-- Start Data entries --

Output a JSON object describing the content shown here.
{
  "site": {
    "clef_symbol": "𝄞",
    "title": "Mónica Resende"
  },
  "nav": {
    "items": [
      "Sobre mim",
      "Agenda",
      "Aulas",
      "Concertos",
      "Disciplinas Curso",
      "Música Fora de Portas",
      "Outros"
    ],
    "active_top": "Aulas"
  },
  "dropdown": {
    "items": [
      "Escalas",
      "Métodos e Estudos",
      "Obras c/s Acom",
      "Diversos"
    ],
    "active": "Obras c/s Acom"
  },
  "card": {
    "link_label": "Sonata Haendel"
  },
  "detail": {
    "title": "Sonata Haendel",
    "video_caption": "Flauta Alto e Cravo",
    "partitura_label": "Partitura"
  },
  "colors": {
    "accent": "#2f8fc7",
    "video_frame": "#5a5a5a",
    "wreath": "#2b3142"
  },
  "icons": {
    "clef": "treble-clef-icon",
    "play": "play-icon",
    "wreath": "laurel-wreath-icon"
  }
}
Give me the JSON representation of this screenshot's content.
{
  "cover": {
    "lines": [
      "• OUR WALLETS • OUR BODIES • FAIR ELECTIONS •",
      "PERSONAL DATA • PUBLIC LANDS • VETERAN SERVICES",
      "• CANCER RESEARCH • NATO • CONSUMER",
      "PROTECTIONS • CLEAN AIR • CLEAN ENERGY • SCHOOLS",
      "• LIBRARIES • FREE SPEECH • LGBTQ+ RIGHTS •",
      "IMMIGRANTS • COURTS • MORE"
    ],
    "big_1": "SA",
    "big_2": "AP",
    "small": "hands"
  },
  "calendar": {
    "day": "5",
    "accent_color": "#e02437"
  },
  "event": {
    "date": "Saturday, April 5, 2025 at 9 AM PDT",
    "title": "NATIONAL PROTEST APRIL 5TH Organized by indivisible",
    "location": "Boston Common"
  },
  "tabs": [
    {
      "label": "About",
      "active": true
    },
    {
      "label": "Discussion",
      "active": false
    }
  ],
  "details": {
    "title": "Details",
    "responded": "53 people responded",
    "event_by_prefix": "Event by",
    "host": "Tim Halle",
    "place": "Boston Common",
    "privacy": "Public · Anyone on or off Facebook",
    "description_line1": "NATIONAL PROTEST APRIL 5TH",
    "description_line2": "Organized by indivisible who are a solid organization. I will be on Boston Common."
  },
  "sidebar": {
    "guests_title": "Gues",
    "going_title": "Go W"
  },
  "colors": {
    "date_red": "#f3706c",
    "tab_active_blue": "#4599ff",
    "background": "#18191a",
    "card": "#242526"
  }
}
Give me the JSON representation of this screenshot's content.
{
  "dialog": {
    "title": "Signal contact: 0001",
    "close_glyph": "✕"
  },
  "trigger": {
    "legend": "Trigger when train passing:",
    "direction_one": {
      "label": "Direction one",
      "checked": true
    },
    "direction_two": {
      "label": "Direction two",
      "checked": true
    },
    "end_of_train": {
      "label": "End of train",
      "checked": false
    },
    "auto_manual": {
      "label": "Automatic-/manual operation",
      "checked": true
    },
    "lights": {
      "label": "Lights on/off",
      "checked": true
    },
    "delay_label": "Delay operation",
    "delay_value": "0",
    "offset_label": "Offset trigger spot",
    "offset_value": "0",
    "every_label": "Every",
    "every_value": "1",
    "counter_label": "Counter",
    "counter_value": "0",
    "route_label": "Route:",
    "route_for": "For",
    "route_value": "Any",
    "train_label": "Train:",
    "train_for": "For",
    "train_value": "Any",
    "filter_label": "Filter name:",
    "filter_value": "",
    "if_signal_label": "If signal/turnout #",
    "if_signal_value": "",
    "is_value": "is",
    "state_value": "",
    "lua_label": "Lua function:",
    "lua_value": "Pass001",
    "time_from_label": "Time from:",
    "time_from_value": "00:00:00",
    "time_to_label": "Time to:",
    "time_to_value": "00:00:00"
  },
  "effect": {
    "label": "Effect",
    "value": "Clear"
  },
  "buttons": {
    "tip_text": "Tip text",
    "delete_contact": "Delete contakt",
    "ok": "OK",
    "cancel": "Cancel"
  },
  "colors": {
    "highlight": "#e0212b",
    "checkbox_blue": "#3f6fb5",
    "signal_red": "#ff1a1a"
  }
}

-- End Data entries --

### Written exercise
Copy out every entry again, exactly as it was given.

### Response to this task
Output a JSON object describing the content shown here.
{
  "site": {
    "clef_symbol": "𝄞",
    "title": "Mónica Resende"
  },
  "nav": {
    "items": [
      "Sobre mim",
      "Agenda",
      "Aulas",
      "Concertos",
      "Disciplinas Curso",
      "Música Fora de Portas",
      "Outros"
    ],
    "active_top": "Aulas"
  },
  "dropdown": {
    "items": [
      "Escalas",
      "Métodos e Estudos",
      "Obras c/s Acom",
      "Diversos"
    ],
    "active": "Obras c/s Acom"
  },
  "card": {
    "link_label": "Sonata Haendel"
  },
  "detail": {
    "title": "Sonata Haendel",
    "video_caption": "Flauta Alto e Cravo",
    "partitura_label": "Partitura"
  },
  "colors": {
    "accent": "#2f8fc7",
    "video_frame": "#5a5a5a",
    "wreath": "#2b3142"
  },
  "icons": {
    "clef": "treble-clef-icon",
    "play": "play-icon",
    "wreath": "laurel-wreath-icon"
  }
}
Give me the JSON representation of this screenshot's content.
{
  "cover": {
    "lines": [
      "• OUR WALLETS • OUR BODIES • FAIR ELECTIONS •",
      "PERSONAL DATA • PUBLIC LANDS • VETERAN SERVICES",
      "• CANCER RESEARCH • NATO • CONSUMER",
      "PROTECTIONS • CLEAN AIR • CLEAN ENERGY • SCHOOLS",
      "• LIBRARIES • FREE SPEECH • LGBTQ+ RIGHTS •",
      "IMMIGRANTS • COURTS • MORE"
    ],
    "big_1": "SA",
    "big_2": "AP",
    "small": "hands"
  },
  "calendar": {
    "day": "5",
    "accent_color": "#e02437"
  },
  "event": {
    "date": "Saturday, April 5, 2025 at 9 AM PDT",
    "title": "NATIONAL PROTEST APRIL 5TH Organized by indivisible",
    "location": "Boston Common"
  },
  "tabs": [
    {
      "label": "About",
      "active": true
    },
    {
      "label": "Discussion",
      "active": false
    }
  ],
  "details": {
    "title": "Details",
    "responded": "53 people responded",
    "event_by_prefix": "Event by",
    "host": "Tim Halle",
    "place": "Boston Common",
    "privacy": "Public · Anyone on or off Facebook",
    "description_line1": "NATIONAL PROTEST APRIL 5TH",
    "description_line2": "Organized by indivisible who are a solid organization. I will be on Boston Common."
  },
  "sidebar": {
    "guests_title": "Gues",
    "going_title": "Go W"
  },
  "colors": {
    "date_red": "#f3706c",
    "tab_active_blue": "#4599ff",
    "background": "#18191a",
    "card": "#242526"
  }
}
Give me the JSON representation of this screenshot's content.
{
  "dialog": {
    "title": "Signal contact: 0001",
    "close_glyph": "✕"
  },
  "trigger": {
    "legend": "Trigger when train passing:",
    "direction_one": {
      "label": "Direction one",
      "checked": true
    },
    "direction_two": {
      "label": "Direction two",
      "checked": true
    },
    "end_of_train": {
      "label": "End of train",
      "checked": false
    },
    "auto_manual": {
      "label": "Automatic-/manual operation",
      "checked": true
    },
    "lights": {
      "label": "Lights on/off",
      "checked": true
    },
    "delay_label": "Delay operation",
    "delay_value": "0",
    "offset_label": "Offset trigger spot",
    "offset_value": "0",
    "every_label": "Every",
    "every_value": "1",
    "counter_label": "Counter",
    "counter_value": "0",
    "route_label": "Route:",
    "route_for": "For",
    "route_value": "Any",
    "train_label": "Train:",
    "train_for": "For",
    "train_value": "Any",
    "filter_label": "Filter name:",
    "filter_value": "",
    "if_signal_label": "If signal/turnout #",
    "if_signal_value": "",
    "is_value": "is",
    "state_value": "",
    "lua_label": "Lua function:",
    "lua_value": "Pass001",
    "time_from_label": "Time from:",
    "time_from_value": "00:00:00",
    "time_to_label": "Time to:",
    "time_to_value": "00:00:00"
  },
  "effect": {
    "label": "Effect",
    "value": "Clear"
  },
  "buttons": {
    "tip_text": "Tip text",
    "delete_contact": "Delete contakt",
    "ok": "OK",
    "cancel": "Cancel"
  },
  "colors": {
    "highlight": "#e0212b",
    "checkbox_blue": "#3f6fb5",
    "signal_red": "#ff1a1a"
  }
}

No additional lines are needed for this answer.